- **TEXTO DE ESTUDO**:
Para Carine, o combate às diferenças salariais entre homens e mulheres pode ser feito através de:
Educação sobre preconceito de gênero e ampliação da consciência sobre diversidade como vetor estratégico para a inovação, felicidade e resultados financeiros para todas as pessoas da empresa;
Equiparação da licença parental como forma de reduzir o gap salarial;
Ações intencionais para correções dos gaps salariais e capacitações para a liderança das mulheres; e
Querer mudar.
"A mudança de cultura é lenta, mas deve ser consistente e sistemática. Entendemos, inclusive, que ela é necessária para a própria sobrevivência da empresa."

- **O QUE PRODUZIR**: Dê continuidade ao texto sobre o combate à diferença salarial entre homens e mulheres, começando logo após a citação que o encerra.

- **DADOS DE ORIGEM**:
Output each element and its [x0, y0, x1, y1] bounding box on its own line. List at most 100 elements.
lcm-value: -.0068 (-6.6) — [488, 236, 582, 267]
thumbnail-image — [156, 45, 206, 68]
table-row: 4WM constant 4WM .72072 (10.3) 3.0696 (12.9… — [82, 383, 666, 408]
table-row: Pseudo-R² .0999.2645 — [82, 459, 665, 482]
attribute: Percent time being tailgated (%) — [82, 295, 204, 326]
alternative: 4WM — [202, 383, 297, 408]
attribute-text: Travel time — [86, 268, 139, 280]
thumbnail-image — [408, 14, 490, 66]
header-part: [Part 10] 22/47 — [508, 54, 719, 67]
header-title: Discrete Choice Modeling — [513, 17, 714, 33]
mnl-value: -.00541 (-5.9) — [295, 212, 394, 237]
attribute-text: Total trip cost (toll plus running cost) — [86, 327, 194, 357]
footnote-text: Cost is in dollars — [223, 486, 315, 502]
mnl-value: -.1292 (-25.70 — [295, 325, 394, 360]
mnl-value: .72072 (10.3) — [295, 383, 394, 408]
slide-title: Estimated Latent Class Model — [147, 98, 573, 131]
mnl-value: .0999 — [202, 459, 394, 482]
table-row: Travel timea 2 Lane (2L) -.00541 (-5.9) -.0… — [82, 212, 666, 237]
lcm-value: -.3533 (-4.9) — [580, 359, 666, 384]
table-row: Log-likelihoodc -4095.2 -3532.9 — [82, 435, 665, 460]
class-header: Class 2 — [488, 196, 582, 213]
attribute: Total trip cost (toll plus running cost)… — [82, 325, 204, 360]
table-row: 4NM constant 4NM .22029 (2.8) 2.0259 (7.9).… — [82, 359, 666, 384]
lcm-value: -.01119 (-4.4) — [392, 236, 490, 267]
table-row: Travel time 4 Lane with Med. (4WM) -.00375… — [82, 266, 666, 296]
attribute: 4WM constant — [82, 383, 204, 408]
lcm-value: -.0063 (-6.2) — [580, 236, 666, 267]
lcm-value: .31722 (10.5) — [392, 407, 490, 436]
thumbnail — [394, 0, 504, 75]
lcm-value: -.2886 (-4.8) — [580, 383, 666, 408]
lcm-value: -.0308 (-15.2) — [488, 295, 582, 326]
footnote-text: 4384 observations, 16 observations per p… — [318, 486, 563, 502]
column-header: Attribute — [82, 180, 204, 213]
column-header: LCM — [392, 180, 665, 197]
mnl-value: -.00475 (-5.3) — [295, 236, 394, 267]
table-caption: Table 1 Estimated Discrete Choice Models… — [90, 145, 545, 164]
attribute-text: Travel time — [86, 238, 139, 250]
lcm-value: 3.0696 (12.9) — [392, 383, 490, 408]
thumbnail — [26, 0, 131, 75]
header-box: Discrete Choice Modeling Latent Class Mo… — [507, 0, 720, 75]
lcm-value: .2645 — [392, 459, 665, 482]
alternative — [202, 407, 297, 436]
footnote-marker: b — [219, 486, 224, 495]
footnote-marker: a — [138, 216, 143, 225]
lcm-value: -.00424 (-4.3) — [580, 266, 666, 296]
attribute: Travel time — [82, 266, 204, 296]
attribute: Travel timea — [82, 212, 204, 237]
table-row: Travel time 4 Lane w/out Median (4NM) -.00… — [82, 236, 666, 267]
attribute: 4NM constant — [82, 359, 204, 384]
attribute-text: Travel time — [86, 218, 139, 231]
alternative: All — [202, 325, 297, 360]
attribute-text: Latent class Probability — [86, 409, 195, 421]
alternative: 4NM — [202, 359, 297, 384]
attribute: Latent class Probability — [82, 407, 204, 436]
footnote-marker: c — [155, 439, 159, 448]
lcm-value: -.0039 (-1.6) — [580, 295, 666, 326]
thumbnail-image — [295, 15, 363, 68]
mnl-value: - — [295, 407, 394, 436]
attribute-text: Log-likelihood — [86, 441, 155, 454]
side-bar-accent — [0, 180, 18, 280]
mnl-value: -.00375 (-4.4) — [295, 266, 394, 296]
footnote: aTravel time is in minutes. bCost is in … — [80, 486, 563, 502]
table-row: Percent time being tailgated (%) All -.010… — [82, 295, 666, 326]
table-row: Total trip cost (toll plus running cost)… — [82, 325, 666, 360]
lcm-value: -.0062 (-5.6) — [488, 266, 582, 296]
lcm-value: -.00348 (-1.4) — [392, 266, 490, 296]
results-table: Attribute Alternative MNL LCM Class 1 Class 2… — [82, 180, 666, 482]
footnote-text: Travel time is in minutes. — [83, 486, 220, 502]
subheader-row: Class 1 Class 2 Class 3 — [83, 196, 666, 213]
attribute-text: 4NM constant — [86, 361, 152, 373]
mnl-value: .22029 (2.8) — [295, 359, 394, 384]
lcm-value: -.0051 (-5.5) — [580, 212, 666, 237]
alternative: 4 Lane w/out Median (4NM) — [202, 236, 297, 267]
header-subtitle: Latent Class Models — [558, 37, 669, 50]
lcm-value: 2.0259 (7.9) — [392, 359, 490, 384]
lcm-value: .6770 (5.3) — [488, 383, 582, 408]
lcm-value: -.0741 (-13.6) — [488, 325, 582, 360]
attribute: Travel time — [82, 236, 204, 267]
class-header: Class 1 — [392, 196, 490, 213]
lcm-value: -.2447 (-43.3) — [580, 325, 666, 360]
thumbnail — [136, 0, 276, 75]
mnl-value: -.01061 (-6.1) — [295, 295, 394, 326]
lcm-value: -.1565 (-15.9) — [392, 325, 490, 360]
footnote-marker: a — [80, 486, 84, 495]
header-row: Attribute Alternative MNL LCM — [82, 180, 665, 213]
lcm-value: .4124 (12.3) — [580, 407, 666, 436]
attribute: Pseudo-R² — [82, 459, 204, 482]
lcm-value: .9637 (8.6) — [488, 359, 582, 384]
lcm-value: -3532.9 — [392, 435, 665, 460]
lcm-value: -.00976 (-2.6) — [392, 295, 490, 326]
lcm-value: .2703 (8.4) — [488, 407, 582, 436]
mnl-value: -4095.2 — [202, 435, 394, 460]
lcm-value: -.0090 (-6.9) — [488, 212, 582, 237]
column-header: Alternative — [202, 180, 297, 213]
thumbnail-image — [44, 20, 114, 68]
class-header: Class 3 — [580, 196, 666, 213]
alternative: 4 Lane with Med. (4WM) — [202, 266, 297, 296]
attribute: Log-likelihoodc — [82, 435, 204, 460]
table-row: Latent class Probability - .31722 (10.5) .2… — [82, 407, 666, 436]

- **RESULTADO DA TAREFA**:
O impacto da pandemia na desigualdade de gênero
Uma outra pesquisa divulgada pelo IBGE mostra que 8,5 milhões de mulheres tinham deixado a força de trabalho no terceiro trimestre de 2020. Esse cenário foi motivado pela pandemia do novo Coronavírus, que ainda assola o país e atrasa a volta de mulheres ao mercado de trabalho.
"Ainda vivemos em uma sociedade onde o papel do cuidado é naturalizado às mulheres, como se ao nascermos mulheres tivéssemos que assumir automaticamente a tarefa dos cuidados da casa, dos filhos e do cuidado dos mais vulneráveis", comenta Carine.
Para Valéria, nós temos uma construção social onde o homem é o provedor. Por isso, nas crises econômicas, é privilegiado a manutenção dos empregos para esses.
"As mulheres que já cuidavam da rotina da casa, dos filhos, do trabalho e tinham que dar conta de todas as atividades, no isolamento, se viram em uma situação que ficou inconciliável. Como manter a produtividade no trabalho, ou mesmo manter o emprego, em meio ao isolamento social com as crianças integralmente em casa, sem a ajuda do parceiro? E, como já mencionado pelo viés de gênero, se alguém precisa abrir mão de um trabalho para se dedicar à família, será a mulher e não o homem", ressalta.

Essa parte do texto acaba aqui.